Set exercise
Retype all the entries word for word, but omit the pictures.

--- Start Available data ---

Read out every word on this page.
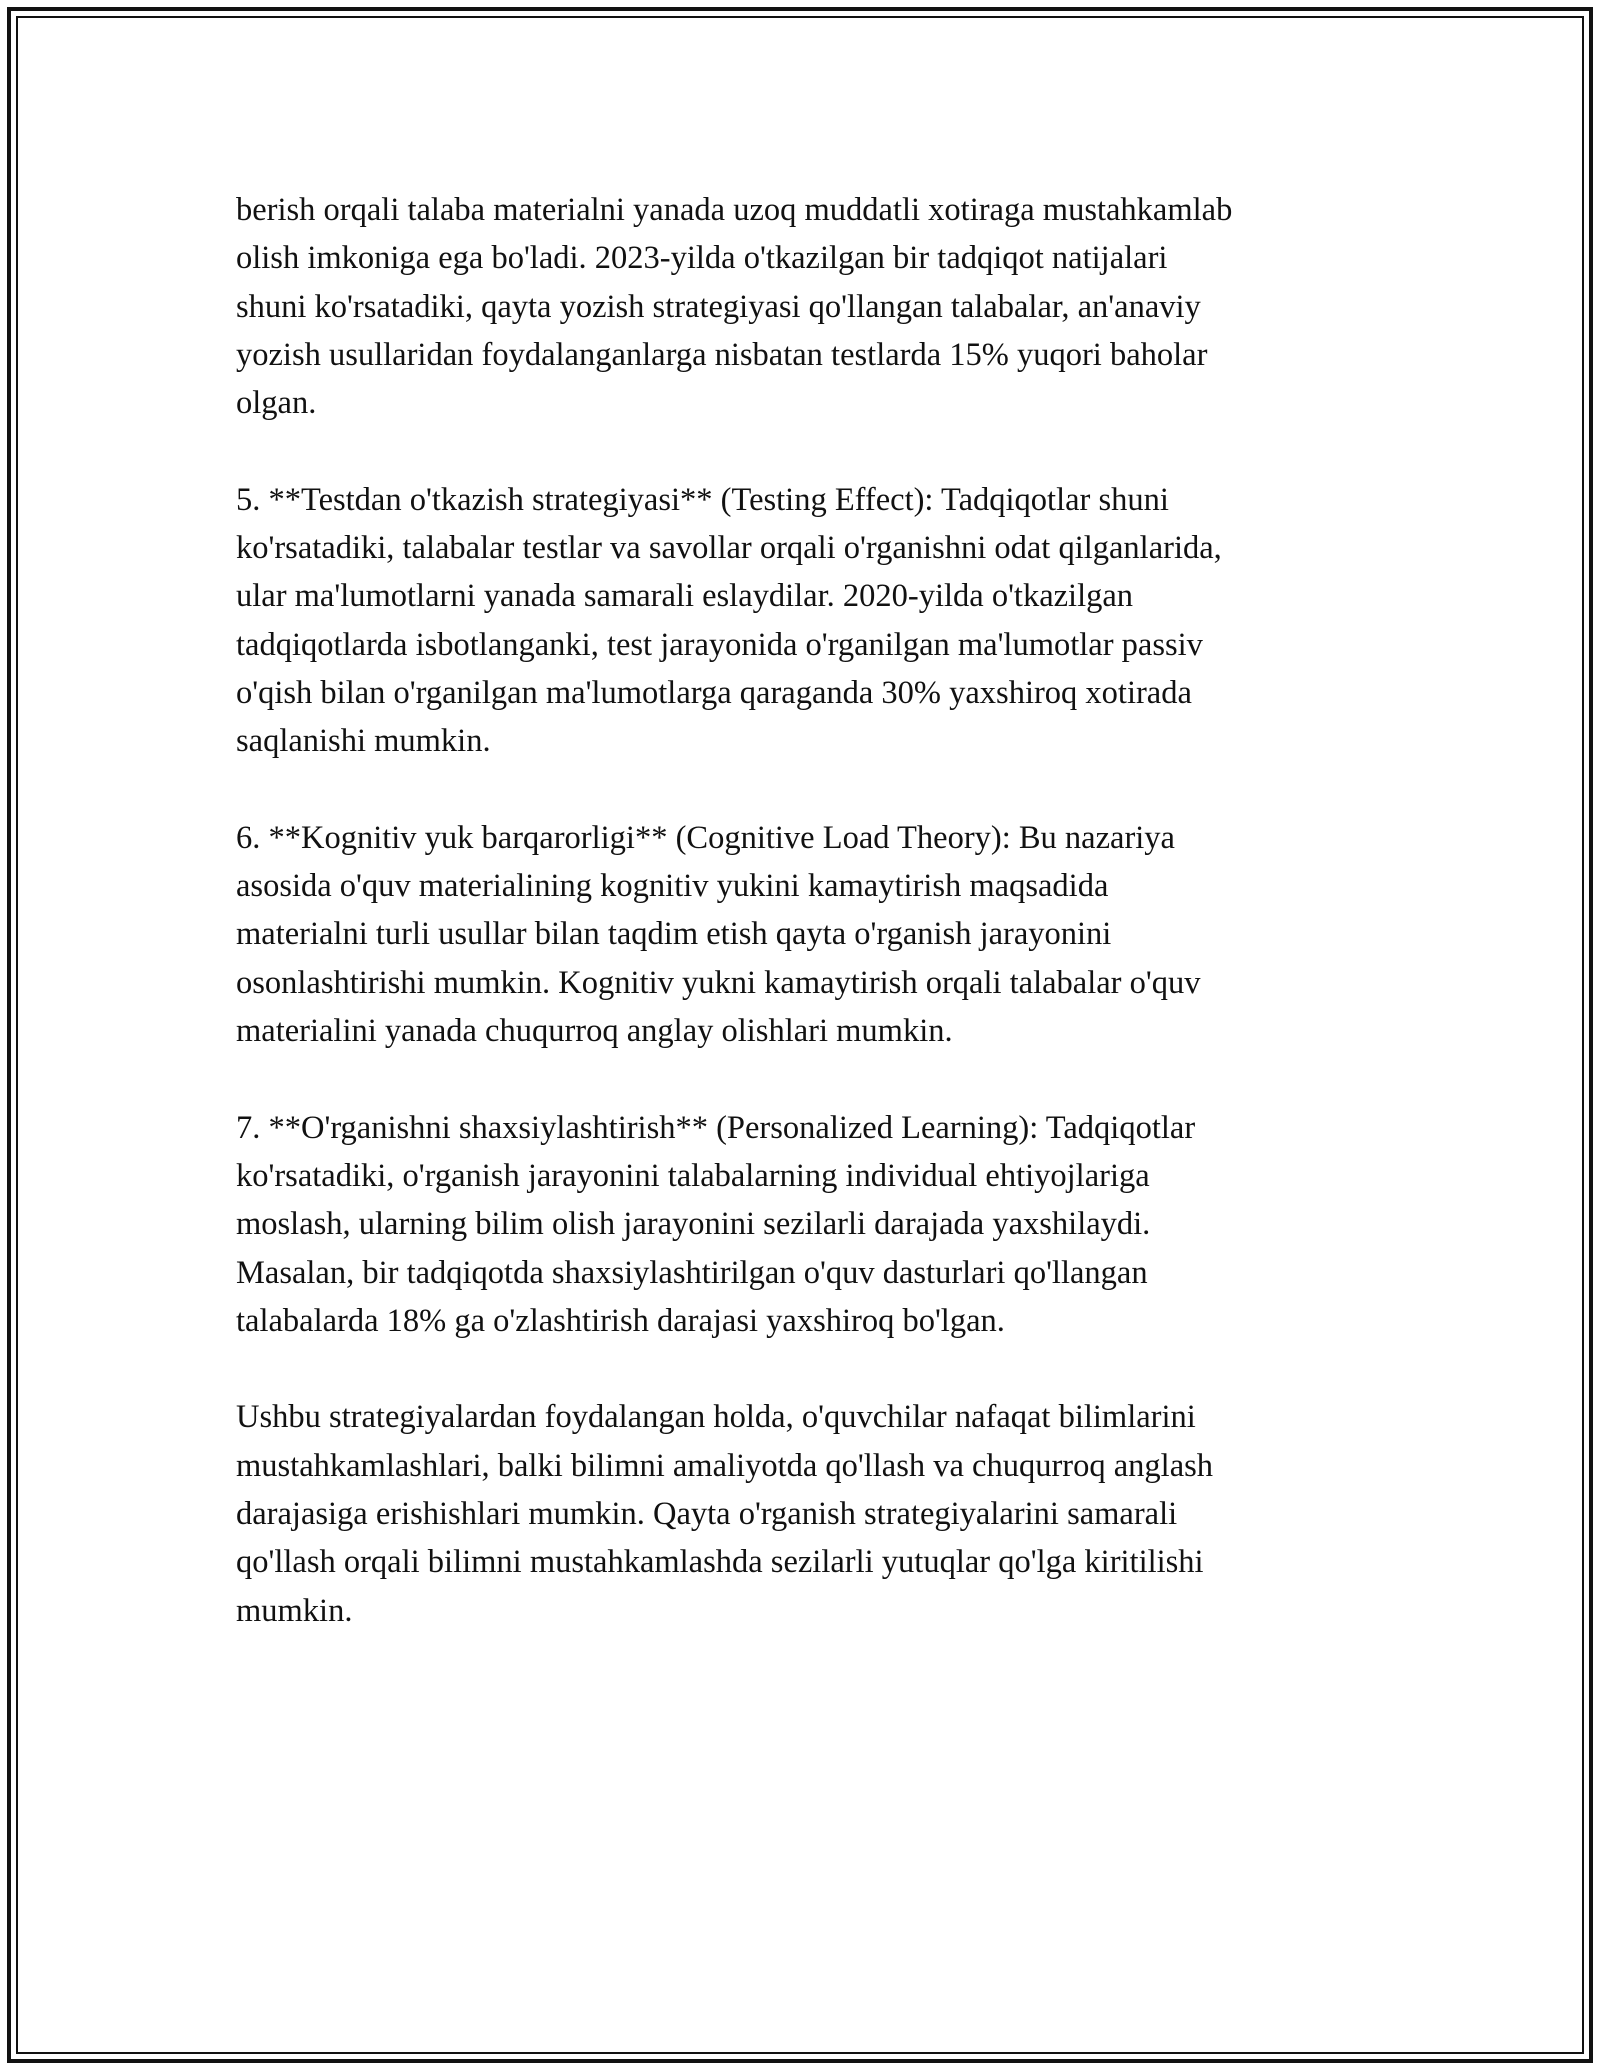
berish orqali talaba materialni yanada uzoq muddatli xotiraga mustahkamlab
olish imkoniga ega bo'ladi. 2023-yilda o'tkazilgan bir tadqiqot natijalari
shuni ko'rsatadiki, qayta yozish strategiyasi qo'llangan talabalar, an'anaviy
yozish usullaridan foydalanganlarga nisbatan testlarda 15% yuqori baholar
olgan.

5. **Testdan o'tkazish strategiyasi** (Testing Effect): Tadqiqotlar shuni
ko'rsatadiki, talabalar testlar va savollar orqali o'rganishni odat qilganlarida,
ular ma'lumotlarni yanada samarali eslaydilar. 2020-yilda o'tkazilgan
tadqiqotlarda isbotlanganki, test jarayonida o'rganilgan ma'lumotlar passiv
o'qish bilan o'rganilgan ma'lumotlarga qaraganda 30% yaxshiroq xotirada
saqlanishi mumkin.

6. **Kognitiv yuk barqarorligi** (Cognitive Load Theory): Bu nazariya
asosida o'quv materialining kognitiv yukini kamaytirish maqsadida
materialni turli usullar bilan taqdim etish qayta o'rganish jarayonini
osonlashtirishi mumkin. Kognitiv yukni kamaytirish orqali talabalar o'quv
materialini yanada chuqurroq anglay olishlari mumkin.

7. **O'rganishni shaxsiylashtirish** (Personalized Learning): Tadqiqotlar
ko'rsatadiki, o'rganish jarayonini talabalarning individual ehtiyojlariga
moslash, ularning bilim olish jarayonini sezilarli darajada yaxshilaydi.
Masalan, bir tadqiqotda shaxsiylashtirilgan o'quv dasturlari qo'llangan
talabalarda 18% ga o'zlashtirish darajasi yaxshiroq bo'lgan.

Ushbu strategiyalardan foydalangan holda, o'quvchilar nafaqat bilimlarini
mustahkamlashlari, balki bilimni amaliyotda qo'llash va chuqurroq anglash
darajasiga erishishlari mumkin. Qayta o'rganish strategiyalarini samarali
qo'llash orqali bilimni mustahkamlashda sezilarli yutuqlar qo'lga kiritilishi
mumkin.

--- End Available data ---

Exercise solution
Read out every word on this page.
berish orqali talaba materialni yanada uzoq muddatli xotiraga mustahkamlab
olish imkoniga ega bo'ladi. 2023-yilda o'tkazilgan bir tadqiqot natijalari
shuni ko'rsatadiki, qayta yozish strategiyasi qo'llangan talabalar, an'anaviy
yozish usullaridan foydalanganlarga nisbatan testlarda 15% yuqori baholar
olgan.

5. **Testdan o'tkazish strategiyasi** (Testing Effect): Tadqiqotlar shuni
ko'rsatadiki, talabalar testlar va savollar orqali o'rganishni odat qilganlarida,
ular ma'lumotlarni yanada samarali eslaydilar. 2020-yilda o'tkazilgan
tadqiqotlarda isbotlanganki, test jarayonida o'rganilgan ma'lumotlar passiv
o'qish bilan o'rganilgan ma'lumotlarga qaraganda 30% yaxshiroq xotirada
saqlanishi mumkin.

6. **Kognitiv yuk barqarorligi** (Cognitive Load Theory): Bu nazariya
asosida o'quv materialining kognitiv yukini kamaytirish maqsadida
materialni turli usullar bilan taqdim etish qayta o'rganish jarayonini
osonlashtirishi mumkin. Kognitiv yukni kamaytirish orqali talabalar o'quv
materialini yanada chuqurroq anglay olishlari mumkin.

7. **O'rganishni shaxsiylashtirish** (Personalized Learning): Tadqiqotlar
ko'rsatadiki, o'rganish jarayonini talabalarning individual ehtiyojlariga
moslash, ularning bilim olish jarayonini sezilarli darajada yaxshilaydi.
Masalan, bir tadqiqotda shaxsiylashtirilgan o'quv dasturlari qo'llangan
talabalarda 18% ga o'zlashtirish darajasi yaxshiroq bo'lgan.

Ushbu strategiyalardan foydalangan holda, o'quvchilar nafaqat bilimlarini
mustahkamlashlari, balki bilimni amaliyotda qo'llash va chuqurroq anglash
darajasiga erishishlari mumkin. Qayta o'rganish strategiyalarini samarali
qo'llash orqali bilimni mustahkamlashda sezilarli yutuqlar qo'lga kiritilishi
mumkin.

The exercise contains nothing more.